> [TASKS FOR THIS EXERCISE]:
(a) Print the stretch of the Dolores del Río text below from "She also participated" through "as the Grandma.".
(b) Carry on the Dolores del Río text below from the point where it stops.

> [TEXT SHOWN]:
Segment Open
She also participated in some American TV series as Schlitz Playhouse of Stars (1957), The United States Steel Hour (1958), The Dinah Shore Chevy Show (1960), Spectacular Show (1963), I Spy (1965) and Branded (1966). Her last appearance on television was in a 1972 episode of Marcus Welby, M.D..[46]

From the 1950s to the 1970s, del Río collaborated in some international film festivals like Cannes Film Festival (1957), Berlin Film Festival (1962)[47] and San Sebastián Film Festival (1976) as a juror.[48]

Dolores del Río's last movie was The Children of Sanchez with Anthony Quinn and Katy Jurado in 1978, directed by Hall Bartlett, making only a short appearance as the Grandma.

In 1981, del Río was honored in the San Francisco Film Critics Circle in a ceremony presided by the film directors Francis Ford Coppola and George Cukor. She chatted in a private event organized by Coppola and his family in her honor. This was her last public appearance.[49] In 1982, Del Rio was awarded The George Eastman Award,[50] given by George Eastman House for distinguished contribution to the art of film. Social work

Because of her broad culture, Dolores del Rio was always in favor of cultural causes in her native Mexico. In 1966, she was co-founder of the Society for the Protection of the Artistic Treasures of Mexico with the philanthropist Felipe García Beraza. The society was responsible for protecting buildings, paintings and other works of art and culture in México.[51] In 1972, she helped found the Cultural Festival Cervantino in Guanajuato.[52]

During the 1970s, Dolores del Río founded and directed the union group "Rosa Mexicano" ("Mexican Rose"), one of the most momentous groups in the history of the National Association of Actors of Mexico (ANDA). The purpose of this group is to protect the children and female artists. On January 8, 1970, Dolores, in collaboration with other renowned Mexican actresses, founded this faction, which has as one of its greatest achievements the creation of a day nursery for the children of the members of the Mexican Actor's Guild.[53]

The story of the founding of this place goes back to a desire cherished by the Mexican actress Fanny Schiller, who observed the need of the actresses to work while educating their children, and conceived of creating a day nursery located in front at the offices of the ANDA. Once created the group "Rosa Mexicano", Dolores del Río and other actresses felt the need to continue the ideas of Fanny Schiller. The day nursery was opened in 1971. Dolores served as her president since its founding, until 1981. After the death of Dolores, the day nursery adopted the official name of Estancia Infantil Dolores del Río" ("Dolores del Río's Day Nursery"), and even today remains in office.[54][55] Personal life Current view of the facade of the house of Dolores del Río ("La Escondida") in Coyoacan, Mexico City

In 1921, del Río married Mexican socialite Jaime Martínez del Río, belonging to one of the most distinguished families in Mexico and several years older than her. Dolores was pregnant with her husband in 1924, but suffered a miscarriage that led her to not to try to get pregnant at risk of losing her life. Her marriage came to end in 1928 when del Río had achieved success in film. Her husband, completely disgusted with standing in his wife’s shadow, left for New York where he planned to collaborate on a stage play. After the unfortunate failure of Jaime’s play in New York, he wrote that he wouldn't be returning to Los Angeles but would go to Europe instead. Dolores decided to get a divorce. Months later, Dolores received an urgent telegram informing her of Jaime’s illness in Germany. However, by the time she received the news, he was already dead. Some rumors were that it was suicide by poison.
Segment Closed
> [DATA TO EXAMINE]:
Segment Open
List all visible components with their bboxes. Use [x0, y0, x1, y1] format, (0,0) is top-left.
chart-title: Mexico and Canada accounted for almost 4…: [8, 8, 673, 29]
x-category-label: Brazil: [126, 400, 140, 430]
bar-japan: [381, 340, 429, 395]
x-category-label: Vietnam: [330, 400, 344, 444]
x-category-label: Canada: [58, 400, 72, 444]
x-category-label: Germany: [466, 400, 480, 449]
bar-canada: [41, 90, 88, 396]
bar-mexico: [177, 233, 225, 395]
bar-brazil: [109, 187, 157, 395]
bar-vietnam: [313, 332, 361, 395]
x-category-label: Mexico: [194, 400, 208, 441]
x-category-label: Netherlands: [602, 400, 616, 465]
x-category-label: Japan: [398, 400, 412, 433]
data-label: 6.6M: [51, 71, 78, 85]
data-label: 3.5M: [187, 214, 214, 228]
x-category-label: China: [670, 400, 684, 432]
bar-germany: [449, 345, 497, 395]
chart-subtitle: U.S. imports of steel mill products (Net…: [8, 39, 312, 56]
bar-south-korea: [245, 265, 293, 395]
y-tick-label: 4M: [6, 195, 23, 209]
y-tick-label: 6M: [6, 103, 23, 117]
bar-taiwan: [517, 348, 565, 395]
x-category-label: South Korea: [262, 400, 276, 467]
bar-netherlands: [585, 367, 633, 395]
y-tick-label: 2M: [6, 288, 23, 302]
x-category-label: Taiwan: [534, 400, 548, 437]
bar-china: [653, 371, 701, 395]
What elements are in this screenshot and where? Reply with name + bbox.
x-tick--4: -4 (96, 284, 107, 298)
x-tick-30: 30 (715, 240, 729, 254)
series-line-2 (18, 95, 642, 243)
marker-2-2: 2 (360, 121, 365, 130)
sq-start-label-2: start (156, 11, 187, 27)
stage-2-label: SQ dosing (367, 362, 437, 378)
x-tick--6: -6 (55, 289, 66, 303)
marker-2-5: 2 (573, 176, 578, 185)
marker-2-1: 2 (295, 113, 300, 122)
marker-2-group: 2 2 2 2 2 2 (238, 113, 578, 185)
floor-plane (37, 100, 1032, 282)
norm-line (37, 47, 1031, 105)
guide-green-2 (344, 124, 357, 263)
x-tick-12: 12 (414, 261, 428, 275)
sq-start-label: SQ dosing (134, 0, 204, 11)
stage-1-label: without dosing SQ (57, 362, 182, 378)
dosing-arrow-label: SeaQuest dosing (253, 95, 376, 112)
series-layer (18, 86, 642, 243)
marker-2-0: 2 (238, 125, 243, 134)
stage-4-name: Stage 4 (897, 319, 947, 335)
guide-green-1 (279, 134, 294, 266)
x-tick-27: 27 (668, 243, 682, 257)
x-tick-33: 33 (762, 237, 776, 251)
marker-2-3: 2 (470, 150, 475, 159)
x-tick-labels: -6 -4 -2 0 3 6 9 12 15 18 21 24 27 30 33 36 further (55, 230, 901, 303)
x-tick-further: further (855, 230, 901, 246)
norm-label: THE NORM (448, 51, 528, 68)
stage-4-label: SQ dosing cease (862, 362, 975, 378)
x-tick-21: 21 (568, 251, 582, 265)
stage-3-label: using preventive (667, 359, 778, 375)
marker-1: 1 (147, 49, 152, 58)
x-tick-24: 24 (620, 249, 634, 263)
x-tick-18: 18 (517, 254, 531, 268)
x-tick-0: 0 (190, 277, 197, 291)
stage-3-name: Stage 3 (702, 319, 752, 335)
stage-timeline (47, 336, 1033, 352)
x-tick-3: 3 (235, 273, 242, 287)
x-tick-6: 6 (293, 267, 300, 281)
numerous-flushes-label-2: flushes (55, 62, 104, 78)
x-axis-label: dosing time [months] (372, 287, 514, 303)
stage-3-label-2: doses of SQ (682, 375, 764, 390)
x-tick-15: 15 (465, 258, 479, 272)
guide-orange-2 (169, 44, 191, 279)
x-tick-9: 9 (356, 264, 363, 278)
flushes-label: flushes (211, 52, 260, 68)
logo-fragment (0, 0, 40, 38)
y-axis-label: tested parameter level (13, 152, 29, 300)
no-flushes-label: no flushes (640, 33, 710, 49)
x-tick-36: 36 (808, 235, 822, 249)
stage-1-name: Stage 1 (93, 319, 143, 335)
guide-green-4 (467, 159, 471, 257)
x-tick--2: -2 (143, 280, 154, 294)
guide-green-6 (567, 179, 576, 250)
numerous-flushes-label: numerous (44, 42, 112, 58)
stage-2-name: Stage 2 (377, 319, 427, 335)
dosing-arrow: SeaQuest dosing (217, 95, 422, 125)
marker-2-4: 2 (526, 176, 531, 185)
Segment Closed
> [ANSWERS TO THE TASKS]:
(a)
She also participated in some American TV series as Schlitz Playhouse of Stars (1957), The United States Steel Hour (1958), The Dinah Shore Chevy Show (1960), Spectacular Show (1963), I Spy (1965) and Branded (1966). Her last appearance on television was in a 1972 episode of Marcus Welby, M.D..[46]

From the 1950s to the 1970s, del Río collaborated in some international film festivals like Cannes Film Festival (1957), Berlin Film Festival (1962)[47] and San Sebastián Film Festival (1976) as a juror.[48]

Dolores del Río's last movie was The Children of Sanchez with Anthony Quinn and Katy Jurado in 1978, directed by Hall Bartlett, making only a short appearance as the Grandma.

(b)
From 1930 to 1940 Dolores was married to the Art Designer at MGM, Cedric Gibbons, one of the most influential men in the Hollywood industry. The Gibbons-Del Rio couple came to be considered one of the social hubs of Hollywood in the early 1930's. They organized famous Sunday lunches at his home, a spectacular Art Deco mansion considered one of the most glamorous and modern among the Hollywood stars. Among their frequent guests were Greta Garbo, Errol Flynn, Fay Wray, Constance Bennett and Marlene Dietrich.[56] But in the late thirties, Gibbons's professional commitments caused a rift between the couple. In 1938 Dolores met and fell in love with Orson Welles. She sought a divorce from Gibbons in 1940.

Dolores attended a party given by Jack L. Warner, where she met Orson Welles and fell completely under his spell. Ten years younger than del Río, Welles had been in love with her ever since seeing Bird of Paradise when he was 17 years old. At first, their relationship was very discreet and not showing themselves in public. They were accompanied by Charles Chaplin or Marlene Dietrich, who were friends of both. Dolores moved out of Gibbons house and asked for a divorce in March 1940. Her relationship of four years with Welles came to an end in 1943 because, among other things, due to the infidelities of Welles. Del Río returned to México in 1943, and Welles married Rita Hayworth (who was already called in Hollywood "the new Dolores del Rio")[57] shortly after. Welles was reunited with Dolores during a visit to Mexico in 1946, where he told her that his marriage to Hayworth was totally unhappy. However, Dolores only offered her support and a sincere friendship. Dolores del Río and Orson Welles after the premiere of Citizen Kane (1941)

In 1954 Rebecca Welles, the daughter of Welles and Hayworth, traveled to Mexico with the intention to meet Dolores. Dolores received kindly at her home in Acapulco, where the young girl celebrated her 18th birthday party. Rebecca said shortly after their meeting: "My father considered this woman as the great love of his life. She was a sort of living legend in the history of my family".[58] According to Rebecca, her father had an obsession for Dolores until the end of his life.[58] He took Dolores look-alikes as his third wife and as his final lover.[59] Years later Rita Hayworth and Dolores are reunited in an event and Hayworth publically thanked the great details that del Río had with her daughter.[58]

At different times in her life, del Río was also romantically linked to figures like the film director John Farrow,[60][61] the actor Errol Flynn,[62] the German writer Erich Maria Remarque, the Dominican playboy Porfirio Rubirosa,[63] the Mexican film producer Archibaldo Burns and the Mexican actors Tito Junco[64] and Fernando Casanova.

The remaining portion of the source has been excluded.